The task ▸
Your task is to filter the data below down to the lines holding "uncha".

Data ▸

┌──

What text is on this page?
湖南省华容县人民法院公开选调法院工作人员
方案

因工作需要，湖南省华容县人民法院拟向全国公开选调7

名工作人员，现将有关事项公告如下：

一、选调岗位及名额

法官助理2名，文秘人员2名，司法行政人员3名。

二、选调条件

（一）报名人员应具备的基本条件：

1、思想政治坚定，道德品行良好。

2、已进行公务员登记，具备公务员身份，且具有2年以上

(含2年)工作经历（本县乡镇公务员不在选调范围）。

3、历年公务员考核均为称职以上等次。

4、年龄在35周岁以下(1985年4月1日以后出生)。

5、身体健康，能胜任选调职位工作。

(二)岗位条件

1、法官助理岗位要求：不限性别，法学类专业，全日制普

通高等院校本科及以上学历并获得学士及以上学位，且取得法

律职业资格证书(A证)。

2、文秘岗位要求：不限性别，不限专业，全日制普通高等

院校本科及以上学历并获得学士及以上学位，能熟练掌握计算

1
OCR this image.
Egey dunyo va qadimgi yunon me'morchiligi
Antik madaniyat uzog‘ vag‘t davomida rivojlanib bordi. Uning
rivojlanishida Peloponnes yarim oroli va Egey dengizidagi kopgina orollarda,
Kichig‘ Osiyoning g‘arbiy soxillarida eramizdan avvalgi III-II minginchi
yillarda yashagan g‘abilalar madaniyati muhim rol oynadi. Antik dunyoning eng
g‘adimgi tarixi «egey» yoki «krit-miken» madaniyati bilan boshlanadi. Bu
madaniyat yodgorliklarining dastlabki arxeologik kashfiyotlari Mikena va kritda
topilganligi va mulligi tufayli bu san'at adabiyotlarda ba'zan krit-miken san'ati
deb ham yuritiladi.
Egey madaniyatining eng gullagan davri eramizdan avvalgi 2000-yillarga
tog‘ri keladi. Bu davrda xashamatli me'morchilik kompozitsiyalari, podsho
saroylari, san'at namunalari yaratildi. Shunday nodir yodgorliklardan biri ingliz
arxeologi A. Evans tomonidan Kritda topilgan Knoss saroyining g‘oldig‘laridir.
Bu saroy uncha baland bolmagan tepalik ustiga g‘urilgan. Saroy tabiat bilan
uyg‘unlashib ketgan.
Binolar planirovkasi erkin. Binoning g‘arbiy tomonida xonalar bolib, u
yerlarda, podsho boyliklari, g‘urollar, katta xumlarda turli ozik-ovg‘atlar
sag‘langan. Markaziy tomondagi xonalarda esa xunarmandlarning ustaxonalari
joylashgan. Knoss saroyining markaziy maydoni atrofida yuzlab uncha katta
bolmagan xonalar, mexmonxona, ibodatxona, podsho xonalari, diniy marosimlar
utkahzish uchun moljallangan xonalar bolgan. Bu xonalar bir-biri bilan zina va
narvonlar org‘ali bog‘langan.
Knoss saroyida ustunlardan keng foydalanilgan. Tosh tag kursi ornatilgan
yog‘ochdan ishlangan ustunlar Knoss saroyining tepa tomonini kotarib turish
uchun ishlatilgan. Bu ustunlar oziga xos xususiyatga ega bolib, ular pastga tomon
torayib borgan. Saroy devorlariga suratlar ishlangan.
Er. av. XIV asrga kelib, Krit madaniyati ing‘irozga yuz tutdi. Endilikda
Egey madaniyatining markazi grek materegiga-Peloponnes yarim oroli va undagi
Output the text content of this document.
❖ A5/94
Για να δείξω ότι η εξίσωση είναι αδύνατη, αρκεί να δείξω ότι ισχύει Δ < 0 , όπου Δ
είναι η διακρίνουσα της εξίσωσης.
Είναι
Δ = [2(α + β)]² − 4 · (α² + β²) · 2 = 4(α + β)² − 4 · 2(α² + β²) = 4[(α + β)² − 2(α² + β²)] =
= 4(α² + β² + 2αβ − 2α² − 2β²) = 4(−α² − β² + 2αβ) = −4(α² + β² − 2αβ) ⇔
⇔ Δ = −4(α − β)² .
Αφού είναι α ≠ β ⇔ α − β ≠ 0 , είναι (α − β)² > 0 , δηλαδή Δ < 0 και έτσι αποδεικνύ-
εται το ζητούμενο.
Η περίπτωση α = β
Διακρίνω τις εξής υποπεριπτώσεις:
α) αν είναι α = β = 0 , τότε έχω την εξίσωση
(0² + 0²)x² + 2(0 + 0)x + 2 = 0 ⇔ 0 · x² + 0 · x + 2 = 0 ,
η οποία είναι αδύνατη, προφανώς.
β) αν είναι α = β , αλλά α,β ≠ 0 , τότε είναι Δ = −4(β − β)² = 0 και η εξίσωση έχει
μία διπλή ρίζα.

└──

Task output ▸
Bu saroy uncha baland bolmagan tepalik ustiga g‘urilgan. Saroy tabiat bilan
joylashgan. Knoss saroyining markaziy maydoni atrofida yuzlab uncha katta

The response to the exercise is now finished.